BEGIN PROVIDED DATA
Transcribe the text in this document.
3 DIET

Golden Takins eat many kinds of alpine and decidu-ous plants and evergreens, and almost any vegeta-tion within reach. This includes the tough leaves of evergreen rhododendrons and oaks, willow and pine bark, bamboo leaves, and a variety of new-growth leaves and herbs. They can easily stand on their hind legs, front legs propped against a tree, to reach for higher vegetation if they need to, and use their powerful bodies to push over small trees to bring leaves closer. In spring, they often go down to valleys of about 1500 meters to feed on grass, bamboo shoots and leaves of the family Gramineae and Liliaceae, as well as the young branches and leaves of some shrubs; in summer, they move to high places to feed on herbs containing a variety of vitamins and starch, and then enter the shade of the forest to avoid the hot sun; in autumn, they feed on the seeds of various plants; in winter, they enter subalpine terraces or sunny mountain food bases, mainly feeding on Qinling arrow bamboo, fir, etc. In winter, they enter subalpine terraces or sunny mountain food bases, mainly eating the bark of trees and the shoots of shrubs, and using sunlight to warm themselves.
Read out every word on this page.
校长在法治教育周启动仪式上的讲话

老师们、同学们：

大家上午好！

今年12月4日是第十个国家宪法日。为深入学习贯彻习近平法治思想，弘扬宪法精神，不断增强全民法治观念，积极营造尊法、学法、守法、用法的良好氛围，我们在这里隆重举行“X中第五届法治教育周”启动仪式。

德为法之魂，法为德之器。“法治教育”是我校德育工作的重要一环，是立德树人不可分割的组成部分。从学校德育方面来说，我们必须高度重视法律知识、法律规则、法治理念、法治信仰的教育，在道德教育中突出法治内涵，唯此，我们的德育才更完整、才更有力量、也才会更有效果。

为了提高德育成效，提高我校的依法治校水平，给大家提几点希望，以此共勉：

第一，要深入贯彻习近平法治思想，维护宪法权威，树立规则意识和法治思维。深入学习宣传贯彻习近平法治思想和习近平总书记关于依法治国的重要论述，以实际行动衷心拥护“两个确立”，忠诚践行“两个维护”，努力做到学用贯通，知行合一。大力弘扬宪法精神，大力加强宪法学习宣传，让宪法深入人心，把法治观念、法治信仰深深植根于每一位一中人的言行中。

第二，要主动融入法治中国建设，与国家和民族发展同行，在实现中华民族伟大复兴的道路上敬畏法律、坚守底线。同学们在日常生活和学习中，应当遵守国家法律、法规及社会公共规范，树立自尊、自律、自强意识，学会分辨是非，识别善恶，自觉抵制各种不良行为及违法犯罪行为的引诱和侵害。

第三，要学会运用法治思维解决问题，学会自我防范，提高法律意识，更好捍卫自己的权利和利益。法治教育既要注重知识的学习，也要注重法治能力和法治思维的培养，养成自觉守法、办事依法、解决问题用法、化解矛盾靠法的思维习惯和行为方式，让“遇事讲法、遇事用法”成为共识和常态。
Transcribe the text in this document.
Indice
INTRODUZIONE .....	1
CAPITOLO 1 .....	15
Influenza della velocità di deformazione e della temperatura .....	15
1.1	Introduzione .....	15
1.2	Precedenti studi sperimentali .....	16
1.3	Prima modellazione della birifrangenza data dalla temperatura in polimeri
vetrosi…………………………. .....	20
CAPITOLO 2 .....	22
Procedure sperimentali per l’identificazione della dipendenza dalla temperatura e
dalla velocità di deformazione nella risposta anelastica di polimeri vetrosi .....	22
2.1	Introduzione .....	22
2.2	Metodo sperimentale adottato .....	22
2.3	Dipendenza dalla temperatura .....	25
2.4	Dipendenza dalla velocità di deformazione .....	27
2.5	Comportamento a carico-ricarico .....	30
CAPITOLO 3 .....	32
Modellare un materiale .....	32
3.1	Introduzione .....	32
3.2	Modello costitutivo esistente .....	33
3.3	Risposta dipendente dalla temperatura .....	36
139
END PROVIDED DATA
Print all the data exactly.

EXERCISE ANSWER:
Transcribe the text in this document.
3 DIET

Golden Takins eat many kinds of alpine and decidu-ous plants and evergreens, and almost any vegeta-tion within reach. This includes the tough leaves of evergreen rhododendrons and oaks, willow and pine bark, bamboo leaves, and a variety of new-growth leaves and herbs. They can easily stand on their hind legs, front legs propped against a tree, to reach for higher vegetation if they need to, and use their powerful bodies to push over small trees to bring leaves closer. In spring, they often go down to valleys of about 1500 meters to feed on grass, bamboo shoots and leaves of the family Gramineae and Liliaceae, as well as the young branches and leaves of some shrubs; in summer, they move to high places to feed on herbs containing a variety of vitamins and starch, and then enter the shade of the forest to avoid the hot sun; in autumn, they feed on the seeds of various plants; in winter, they enter subalpine terraces or sunny mountain food bases, mainly feeding on Qinling arrow bamboo, fir, etc. In winter, they enter subalpine terraces or sunny mountain food bases, mainly eating the bark of trees and the shoots of shrubs, and using sunlight to warm themselves.
Read out every word on this page.
校长在法治教育周启动仪式上的讲话

老师们、同学们：

大家上午好！

今年12月4日是第十个国家宪法日。为深入学习贯彻习近平法治思想，弘扬宪法精神，不断增强全民法治观念，积极营造尊法、学法、守法、用法的良好氛围，我们在这里隆重举行“X中第五届法治教育周”启动仪式。

德为法之魂，法为德之器。“法治教育”是我校德育工作的重要一环，是立德树人不可分割的组成部分。从学校德育方面来说，我们必须高度重视法律知识、法律规则、法治理念、法治信仰的教育，在道德教育中突出法治内涵，唯此，我们的德育才更完整、才更有力量、也才会更有效果。

为了提高德育成效，提高我校的依法治校水平，给大家提几点希望，以此共勉：

第一，要深入贯彻习近平法治思想，维护宪法权威，树立规则意识和法治思维。深入学习宣传贯彻习近平法治思想和习近平总书记关于依法治国的重要论述，以实际行动衷心拥护“两个确立”，忠诚践行“两个维护”，努力做到学用贯通，知行合一。大力弘扬宪法精神，大力加强宪法学习宣传，让宪法深入人心，把法治观念、法治信仰深深植根于每一位一中人的言行中。

第二，要主动融入法治中国建设，与国家和民族发展同行，在实现中华民族伟大复兴的道路上敬畏法律、坚守底线。同学们在日常生活和学习中，应当遵守国家法律、法规及社会公共规范，树立自尊、自律、自强意识，学会分辨是非，识别善恶，自觉抵制各种不良行为及违法犯罪行为的引诱和侵害。

第三，要学会运用法治思维解决问题，学会自我防范，提高法律意识，更好捍卫自己的权利和利益。法治教育既要注重知识的学习，也要注重法治能力和法治思维的培养，养成自觉守法、办事依法、解决问题用法、化解矛盾靠法的思维习惯和行为方式，让“遇事讲法、遇事用法”成为共识和常态。
Transcribe the text in this document.
Indice
INTRODUZIONE .....	1
CAPITOLO 1 .....	15
Influenza della velocità di deformazione e della temperatura .....	15
1.1	Introduzione .....	15
1.2	Precedenti studi sperimentali .....	16
1.3	Prima modellazione della birifrangenza data dalla temperatura in polimeri
vetrosi…………………………. .....	20
CAPITOLO 2 .....	22
Procedure sperimentali per l’identificazione della dipendenza dalla temperatura e
dalla velocità di deformazione nella risposta anelastica di polimeri vetrosi .....	22
2.1	Introduzione .....	22
2.2	Metodo sperimentale adottato .....	22
2.3	Dipendenza dalla temperatura .....	25
2.4	Dipendenza dalla velocità di deformazione .....	27
2.5	Comportamento a carico-ricarico .....	30
CAPITOLO 3 .....	32
Modellare un materiale .....	32
3.1	Introduzione .....	32
3.2	Modello costitutivo esistente .....	33
3.3	Risposta dipendente dalla temperatura .....	36
139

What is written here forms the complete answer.